- **Provided data**
---

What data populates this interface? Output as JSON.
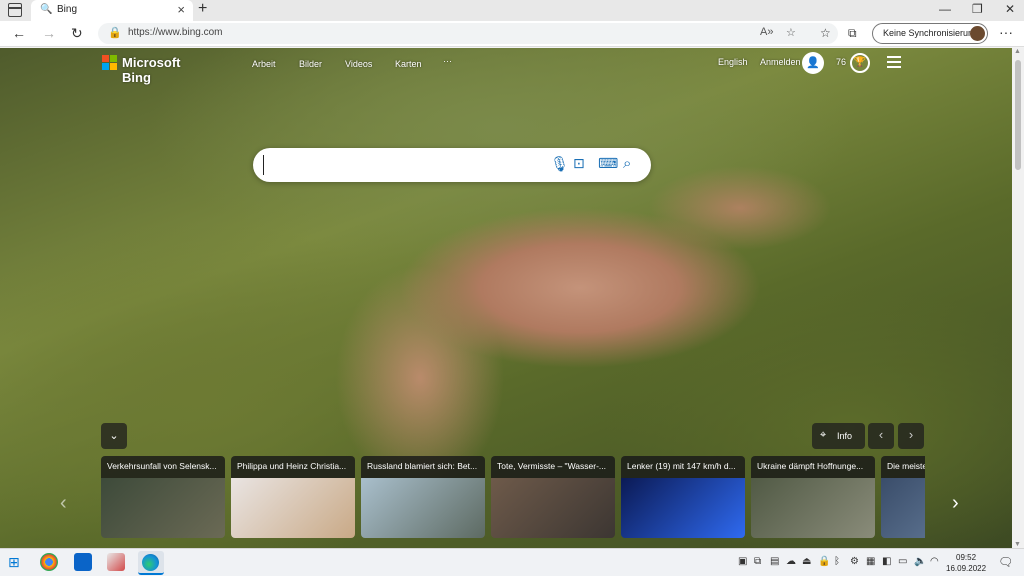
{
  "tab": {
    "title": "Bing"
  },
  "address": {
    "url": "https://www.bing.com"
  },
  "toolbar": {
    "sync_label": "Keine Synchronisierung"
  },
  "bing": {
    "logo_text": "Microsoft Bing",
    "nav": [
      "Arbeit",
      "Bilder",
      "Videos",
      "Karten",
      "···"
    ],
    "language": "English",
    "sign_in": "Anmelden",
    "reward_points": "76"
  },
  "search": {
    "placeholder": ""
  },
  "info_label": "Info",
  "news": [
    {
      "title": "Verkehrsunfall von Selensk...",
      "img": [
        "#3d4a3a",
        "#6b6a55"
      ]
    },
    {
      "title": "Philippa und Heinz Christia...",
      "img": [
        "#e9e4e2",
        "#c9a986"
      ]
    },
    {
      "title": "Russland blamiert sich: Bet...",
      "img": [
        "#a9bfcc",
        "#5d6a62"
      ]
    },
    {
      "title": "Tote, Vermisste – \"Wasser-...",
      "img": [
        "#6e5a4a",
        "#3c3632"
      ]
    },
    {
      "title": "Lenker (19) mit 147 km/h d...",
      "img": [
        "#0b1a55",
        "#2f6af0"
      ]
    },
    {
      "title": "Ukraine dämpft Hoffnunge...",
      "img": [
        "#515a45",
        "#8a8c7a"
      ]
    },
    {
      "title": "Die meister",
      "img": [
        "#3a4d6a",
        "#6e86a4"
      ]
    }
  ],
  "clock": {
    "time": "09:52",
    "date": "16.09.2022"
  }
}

---

- **Work to complete**
Without including the pictures, return each record above exactly as it stands.

- **In response**
What data populates this interface? Output as JSON.
{
  "tab": {
    "title": "Bing"
  },
  "address": {
    "url": "https://www.bing.com"
  },
  "toolbar": {
    "sync_label": "Keine Synchronisierung"
  },
  "bing": {
    "logo_text": "Microsoft Bing",
    "nav": [
      "Arbeit",
      "Bilder",
      "Videos",
      "Karten",
      "···"
    ],
    "language": "English",
    "sign_in": "Anmelden",
    "reward_points": "76"
  },
  "search": {
    "placeholder": ""
  },
  "info_label": "Info",
  "news": [
    {
      "title": "Verkehrsunfall von Selensk...",
      "img": [
        "#3d4a3a",
        "#6b6a55"
      ]
    },
    {
      "title": "Philippa und Heinz Christia...",
      "img": [
        "#e9e4e2",
        "#c9a986"
      ]
    },
    {
      "title": "Russland blamiert sich: Bet...",
      "img": [
        "#a9bfcc",
        "#5d6a62"
      ]
    },
    {
      "title": "Tote, Vermisste – \"Wasser-...",
      "img": [
        "#6e5a4a",
        "#3c3632"
      ]
    },
    {
      "title": "Lenker (19) mit 147 km/h d...",
      "img": [
        "#0b1a55",
        "#2f6af0"
      ]
    },
    {
      "title": "Ukraine dämpft Hoffnunge...",
      "img": [
        "#515a45",
        "#8a8c7a"
      ]
    },
    {
      "title": "Die meister",
      "img": [
        "#3a4d6a",
        "#6e86a4"
      ]
    }
  ],
  "clock": {
    "time": "09:52",
    "date": "16.09.2022"
  }
}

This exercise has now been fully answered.